Give only one thing: the number of lines that include the word "entity".

[Begin]

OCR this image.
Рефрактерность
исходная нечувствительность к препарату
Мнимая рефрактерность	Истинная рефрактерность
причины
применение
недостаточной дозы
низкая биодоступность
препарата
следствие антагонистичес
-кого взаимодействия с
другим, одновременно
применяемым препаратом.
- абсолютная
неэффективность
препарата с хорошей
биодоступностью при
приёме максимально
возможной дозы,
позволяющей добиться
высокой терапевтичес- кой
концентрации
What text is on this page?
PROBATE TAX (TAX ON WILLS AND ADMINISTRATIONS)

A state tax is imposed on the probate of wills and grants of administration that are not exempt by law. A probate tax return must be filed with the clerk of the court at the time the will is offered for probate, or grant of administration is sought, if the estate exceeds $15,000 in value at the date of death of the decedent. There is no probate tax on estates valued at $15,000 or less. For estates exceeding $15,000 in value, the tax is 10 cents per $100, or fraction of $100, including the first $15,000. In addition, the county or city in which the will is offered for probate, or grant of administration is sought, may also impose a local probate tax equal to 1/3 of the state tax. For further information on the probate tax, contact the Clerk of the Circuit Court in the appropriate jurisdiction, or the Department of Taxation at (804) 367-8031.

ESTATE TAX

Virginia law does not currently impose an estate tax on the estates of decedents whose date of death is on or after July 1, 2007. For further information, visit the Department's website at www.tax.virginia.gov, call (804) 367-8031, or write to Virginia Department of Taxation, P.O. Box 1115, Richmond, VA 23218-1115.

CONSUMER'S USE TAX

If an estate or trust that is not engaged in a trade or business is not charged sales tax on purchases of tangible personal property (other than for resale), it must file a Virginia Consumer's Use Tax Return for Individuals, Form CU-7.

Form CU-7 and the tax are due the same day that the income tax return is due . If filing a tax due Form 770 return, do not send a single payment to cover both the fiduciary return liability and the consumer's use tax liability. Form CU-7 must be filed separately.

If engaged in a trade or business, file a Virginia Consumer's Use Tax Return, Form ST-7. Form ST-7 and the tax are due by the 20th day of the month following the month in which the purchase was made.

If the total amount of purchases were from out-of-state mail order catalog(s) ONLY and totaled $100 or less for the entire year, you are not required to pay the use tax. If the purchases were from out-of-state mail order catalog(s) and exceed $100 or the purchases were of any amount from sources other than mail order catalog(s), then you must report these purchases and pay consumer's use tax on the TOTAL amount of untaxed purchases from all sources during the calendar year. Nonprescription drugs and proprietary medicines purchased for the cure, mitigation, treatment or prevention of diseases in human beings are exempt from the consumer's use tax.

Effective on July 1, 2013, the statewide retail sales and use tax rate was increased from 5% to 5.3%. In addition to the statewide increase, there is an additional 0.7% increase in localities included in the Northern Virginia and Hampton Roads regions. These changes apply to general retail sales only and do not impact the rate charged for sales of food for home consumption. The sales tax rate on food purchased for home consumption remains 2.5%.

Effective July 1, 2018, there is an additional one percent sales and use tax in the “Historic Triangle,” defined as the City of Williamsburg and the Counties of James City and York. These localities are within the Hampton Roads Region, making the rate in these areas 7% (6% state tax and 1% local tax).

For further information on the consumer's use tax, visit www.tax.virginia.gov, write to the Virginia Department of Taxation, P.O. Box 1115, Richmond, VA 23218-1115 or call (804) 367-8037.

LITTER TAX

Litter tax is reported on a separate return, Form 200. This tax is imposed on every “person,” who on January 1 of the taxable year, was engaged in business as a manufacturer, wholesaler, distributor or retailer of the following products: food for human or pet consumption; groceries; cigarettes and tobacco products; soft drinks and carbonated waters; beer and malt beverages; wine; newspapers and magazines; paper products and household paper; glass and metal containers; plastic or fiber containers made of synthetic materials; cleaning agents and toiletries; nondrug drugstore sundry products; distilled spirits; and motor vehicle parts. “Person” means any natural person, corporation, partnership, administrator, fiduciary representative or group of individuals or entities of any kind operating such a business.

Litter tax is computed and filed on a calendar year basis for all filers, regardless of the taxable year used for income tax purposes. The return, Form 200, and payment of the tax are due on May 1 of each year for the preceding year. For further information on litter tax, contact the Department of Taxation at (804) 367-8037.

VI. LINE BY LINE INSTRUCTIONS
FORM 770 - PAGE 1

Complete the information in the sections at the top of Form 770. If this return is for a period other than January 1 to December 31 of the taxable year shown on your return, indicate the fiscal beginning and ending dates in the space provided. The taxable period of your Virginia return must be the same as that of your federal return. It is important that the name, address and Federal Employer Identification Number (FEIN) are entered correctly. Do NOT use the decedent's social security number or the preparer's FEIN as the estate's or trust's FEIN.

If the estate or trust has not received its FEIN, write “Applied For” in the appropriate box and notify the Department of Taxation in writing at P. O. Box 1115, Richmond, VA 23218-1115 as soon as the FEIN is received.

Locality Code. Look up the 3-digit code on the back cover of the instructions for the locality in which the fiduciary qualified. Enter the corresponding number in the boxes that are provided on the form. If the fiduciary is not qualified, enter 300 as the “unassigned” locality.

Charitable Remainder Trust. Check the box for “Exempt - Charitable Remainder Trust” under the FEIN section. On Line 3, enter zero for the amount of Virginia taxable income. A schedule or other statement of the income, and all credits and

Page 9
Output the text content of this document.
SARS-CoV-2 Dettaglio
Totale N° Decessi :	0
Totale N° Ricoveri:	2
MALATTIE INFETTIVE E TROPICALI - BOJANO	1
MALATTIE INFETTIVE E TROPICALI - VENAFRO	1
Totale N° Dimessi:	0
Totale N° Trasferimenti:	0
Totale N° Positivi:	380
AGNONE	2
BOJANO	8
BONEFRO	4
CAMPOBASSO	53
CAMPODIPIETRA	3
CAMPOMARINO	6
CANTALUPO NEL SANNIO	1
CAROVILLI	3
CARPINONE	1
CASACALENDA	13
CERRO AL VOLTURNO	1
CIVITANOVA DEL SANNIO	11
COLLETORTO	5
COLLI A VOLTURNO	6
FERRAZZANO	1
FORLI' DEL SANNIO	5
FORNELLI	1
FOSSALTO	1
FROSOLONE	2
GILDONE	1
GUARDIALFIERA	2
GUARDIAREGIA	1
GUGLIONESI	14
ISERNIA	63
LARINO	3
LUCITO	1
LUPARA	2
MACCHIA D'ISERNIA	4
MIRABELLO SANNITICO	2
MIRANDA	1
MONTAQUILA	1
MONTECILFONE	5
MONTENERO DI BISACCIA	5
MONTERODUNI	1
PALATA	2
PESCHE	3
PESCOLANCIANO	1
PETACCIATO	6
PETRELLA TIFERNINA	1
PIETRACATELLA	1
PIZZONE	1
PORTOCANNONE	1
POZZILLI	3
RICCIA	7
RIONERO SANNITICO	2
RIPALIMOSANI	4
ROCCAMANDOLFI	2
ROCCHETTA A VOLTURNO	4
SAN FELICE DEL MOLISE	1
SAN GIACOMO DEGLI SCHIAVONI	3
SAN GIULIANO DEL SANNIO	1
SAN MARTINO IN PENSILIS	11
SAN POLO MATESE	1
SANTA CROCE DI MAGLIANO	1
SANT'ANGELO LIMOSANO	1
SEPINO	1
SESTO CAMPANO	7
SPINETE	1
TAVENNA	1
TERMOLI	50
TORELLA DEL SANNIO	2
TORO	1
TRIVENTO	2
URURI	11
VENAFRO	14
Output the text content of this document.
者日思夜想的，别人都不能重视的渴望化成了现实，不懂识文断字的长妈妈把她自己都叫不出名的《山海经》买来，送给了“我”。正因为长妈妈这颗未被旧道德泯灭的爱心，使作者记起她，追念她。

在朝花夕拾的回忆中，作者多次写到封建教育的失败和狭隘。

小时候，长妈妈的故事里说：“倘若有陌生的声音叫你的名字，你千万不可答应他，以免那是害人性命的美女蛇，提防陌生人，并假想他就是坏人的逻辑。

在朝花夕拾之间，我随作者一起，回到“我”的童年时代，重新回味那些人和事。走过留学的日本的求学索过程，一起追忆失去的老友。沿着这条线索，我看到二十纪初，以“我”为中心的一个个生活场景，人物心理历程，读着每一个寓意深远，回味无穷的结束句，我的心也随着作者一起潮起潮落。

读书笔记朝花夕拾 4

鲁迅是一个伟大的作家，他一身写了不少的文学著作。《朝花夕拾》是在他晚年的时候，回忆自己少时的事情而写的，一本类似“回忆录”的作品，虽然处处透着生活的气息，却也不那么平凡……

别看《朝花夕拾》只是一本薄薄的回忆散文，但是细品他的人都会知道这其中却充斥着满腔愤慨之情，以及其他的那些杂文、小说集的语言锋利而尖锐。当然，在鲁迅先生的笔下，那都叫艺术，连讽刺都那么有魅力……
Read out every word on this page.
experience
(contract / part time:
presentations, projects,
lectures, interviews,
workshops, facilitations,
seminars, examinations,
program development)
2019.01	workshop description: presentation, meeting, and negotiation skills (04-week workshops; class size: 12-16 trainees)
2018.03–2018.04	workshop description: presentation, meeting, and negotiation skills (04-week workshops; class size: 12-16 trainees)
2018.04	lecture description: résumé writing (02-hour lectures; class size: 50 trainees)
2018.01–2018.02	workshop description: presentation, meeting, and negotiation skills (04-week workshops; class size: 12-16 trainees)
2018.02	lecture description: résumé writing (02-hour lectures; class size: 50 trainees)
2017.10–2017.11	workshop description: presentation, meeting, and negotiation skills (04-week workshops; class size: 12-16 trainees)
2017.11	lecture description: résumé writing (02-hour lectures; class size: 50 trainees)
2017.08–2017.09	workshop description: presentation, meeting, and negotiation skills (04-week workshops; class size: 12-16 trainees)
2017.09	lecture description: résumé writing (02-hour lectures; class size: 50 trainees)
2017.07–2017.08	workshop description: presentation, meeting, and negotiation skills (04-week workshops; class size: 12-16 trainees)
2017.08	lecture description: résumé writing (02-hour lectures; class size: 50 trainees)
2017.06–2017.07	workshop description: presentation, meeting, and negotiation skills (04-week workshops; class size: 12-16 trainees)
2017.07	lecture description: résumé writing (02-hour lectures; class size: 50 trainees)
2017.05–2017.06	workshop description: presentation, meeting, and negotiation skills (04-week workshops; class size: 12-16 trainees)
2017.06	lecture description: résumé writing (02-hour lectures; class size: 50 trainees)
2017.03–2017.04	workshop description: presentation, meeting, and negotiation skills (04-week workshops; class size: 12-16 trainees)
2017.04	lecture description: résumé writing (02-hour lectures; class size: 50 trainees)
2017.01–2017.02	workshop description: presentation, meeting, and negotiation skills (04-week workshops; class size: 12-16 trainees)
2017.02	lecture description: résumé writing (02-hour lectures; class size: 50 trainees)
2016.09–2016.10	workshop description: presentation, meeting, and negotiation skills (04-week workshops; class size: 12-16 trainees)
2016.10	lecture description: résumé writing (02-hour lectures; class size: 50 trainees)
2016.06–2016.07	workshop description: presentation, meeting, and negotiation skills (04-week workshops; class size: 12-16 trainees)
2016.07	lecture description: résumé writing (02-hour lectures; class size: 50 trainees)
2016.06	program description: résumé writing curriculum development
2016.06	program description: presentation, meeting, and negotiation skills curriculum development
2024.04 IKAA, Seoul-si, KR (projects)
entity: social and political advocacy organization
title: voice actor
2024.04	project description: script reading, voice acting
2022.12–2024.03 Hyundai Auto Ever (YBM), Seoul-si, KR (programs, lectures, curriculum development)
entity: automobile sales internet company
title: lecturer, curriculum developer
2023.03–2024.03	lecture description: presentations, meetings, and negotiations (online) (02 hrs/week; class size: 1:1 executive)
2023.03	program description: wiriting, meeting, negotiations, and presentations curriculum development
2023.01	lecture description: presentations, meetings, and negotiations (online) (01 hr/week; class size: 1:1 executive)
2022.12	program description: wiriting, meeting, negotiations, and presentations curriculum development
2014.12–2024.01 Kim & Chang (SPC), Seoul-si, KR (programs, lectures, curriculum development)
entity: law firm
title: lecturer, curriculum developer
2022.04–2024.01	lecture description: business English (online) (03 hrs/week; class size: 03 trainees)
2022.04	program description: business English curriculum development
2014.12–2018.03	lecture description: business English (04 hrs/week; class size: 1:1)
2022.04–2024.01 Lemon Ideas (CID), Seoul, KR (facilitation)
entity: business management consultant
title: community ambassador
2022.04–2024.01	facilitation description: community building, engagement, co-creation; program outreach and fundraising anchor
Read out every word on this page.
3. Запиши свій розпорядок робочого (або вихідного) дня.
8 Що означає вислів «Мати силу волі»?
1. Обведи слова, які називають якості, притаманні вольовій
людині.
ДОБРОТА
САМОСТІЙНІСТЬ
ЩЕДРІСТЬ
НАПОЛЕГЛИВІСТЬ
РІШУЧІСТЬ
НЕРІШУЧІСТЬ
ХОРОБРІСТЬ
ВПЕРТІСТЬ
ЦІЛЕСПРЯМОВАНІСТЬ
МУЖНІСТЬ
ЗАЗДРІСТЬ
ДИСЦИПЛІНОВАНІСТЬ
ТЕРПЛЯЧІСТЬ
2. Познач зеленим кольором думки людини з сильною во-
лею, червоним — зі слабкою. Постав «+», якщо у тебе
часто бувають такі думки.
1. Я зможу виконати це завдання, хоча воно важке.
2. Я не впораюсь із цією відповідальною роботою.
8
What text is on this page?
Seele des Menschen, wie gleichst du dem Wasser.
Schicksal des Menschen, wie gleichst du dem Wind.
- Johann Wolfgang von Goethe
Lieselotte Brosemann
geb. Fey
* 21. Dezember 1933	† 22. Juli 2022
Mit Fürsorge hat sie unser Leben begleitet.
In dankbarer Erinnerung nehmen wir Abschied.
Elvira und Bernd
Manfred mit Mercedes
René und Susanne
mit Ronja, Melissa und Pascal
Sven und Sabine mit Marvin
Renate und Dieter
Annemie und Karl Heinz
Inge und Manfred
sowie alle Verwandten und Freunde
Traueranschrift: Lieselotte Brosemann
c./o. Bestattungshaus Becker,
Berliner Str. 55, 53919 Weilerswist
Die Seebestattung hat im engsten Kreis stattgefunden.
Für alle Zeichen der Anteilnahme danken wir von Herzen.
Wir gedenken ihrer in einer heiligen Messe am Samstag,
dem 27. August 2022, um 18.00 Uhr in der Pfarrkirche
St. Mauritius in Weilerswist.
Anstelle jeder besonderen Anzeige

[End]

## [TASK RESPONSE]
4